=== Information supplied ===
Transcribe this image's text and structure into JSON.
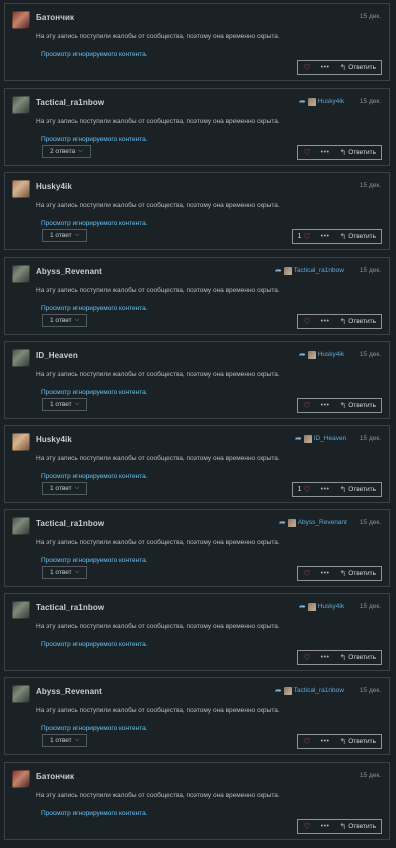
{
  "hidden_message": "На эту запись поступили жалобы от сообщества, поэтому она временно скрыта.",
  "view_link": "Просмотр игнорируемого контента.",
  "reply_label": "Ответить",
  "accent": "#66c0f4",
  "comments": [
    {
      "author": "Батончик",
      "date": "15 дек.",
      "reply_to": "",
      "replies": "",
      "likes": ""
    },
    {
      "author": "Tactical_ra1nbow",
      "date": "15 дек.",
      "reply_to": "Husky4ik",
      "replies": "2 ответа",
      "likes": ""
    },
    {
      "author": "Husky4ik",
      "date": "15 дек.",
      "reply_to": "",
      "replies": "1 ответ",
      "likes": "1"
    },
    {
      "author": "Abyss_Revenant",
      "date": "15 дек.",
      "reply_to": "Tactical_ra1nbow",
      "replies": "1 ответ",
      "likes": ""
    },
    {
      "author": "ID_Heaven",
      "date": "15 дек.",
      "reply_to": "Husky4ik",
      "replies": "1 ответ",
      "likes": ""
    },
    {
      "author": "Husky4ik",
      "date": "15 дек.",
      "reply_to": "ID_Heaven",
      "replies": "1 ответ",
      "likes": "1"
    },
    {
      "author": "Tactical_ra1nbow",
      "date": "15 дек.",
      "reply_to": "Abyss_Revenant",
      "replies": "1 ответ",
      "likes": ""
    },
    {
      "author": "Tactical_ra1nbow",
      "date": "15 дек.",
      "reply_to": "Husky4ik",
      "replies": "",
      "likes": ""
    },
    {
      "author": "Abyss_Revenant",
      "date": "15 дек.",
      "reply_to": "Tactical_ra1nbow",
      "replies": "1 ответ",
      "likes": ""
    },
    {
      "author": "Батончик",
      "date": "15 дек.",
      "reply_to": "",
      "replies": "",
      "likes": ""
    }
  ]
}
===
Transcribe the records above exactly as they appear, leaving out any pictures.

Transcribe this image's text and structure into JSON.
{
  "hidden_message": "На эту запись поступили жалобы от сообщества, поэтому она временно скрыта.",
  "view_link": "Просмотр игнорируемого контента.",
  "reply_label": "Ответить",
  "accent": "#66c0f4",
  "comments": [
    {
      "author": "Батончик",
      "date": "15 дек.",
      "reply_to": "",
      "replies": "",
      "likes": ""
    },
    {
      "author": "Tactical_ra1nbow",
      "date": "15 дек.",
      "reply_to": "Husky4ik",
      "replies": "2 ответа",
      "likes": ""
    },
    {
      "author": "Husky4ik",
      "date": "15 дек.",
      "reply_to": "",
      "replies": "1 ответ",
      "likes": "1"
    },
    {
      "author": "Abyss_Revenant",
      "date": "15 дек.",
      "reply_to": "Tactical_ra1nbow",
      "replies": "1 ответ",
      "likes": ""
    },
    {
      "author": "ID_Heaven",
      "date": "15 дек.",
      "reply_to": "Husky4ik",
      "replies": "1 ответ",
      "likes": ""
    },
    {
      "author": "Husky4ik",
      "date": "15 дек.",
      "reply_to": "ID_Heaven",
      "replies": "1 ответ",
      "likes": "1"
    },
    {
      "author": "Tactical_ra1nbow",
      "date": "15 дек.",
      "reply_to": "Abyss_Revenant",
      "replies": "1 ответ",
      "likes": ""
    },
    {
      "author": "Tactical_ra1nbow",
      "date": "15 дек.",
      "reply_to": "Husky4ik",
      "replies": "",
      "likes": ""
    },
    {
      "author": "Abyss_Revenant",
      "date": "15 дек.",
      "reply_to": "Tactical_ra1nbow",
      "replies": "1 ответ",
      "likes": ""
    },
    {
      "author": "Батончик",
      "date": "15 дек.",
      "reply_to": "",
      "replies": "",
      "likes": ""
    }
  ]
}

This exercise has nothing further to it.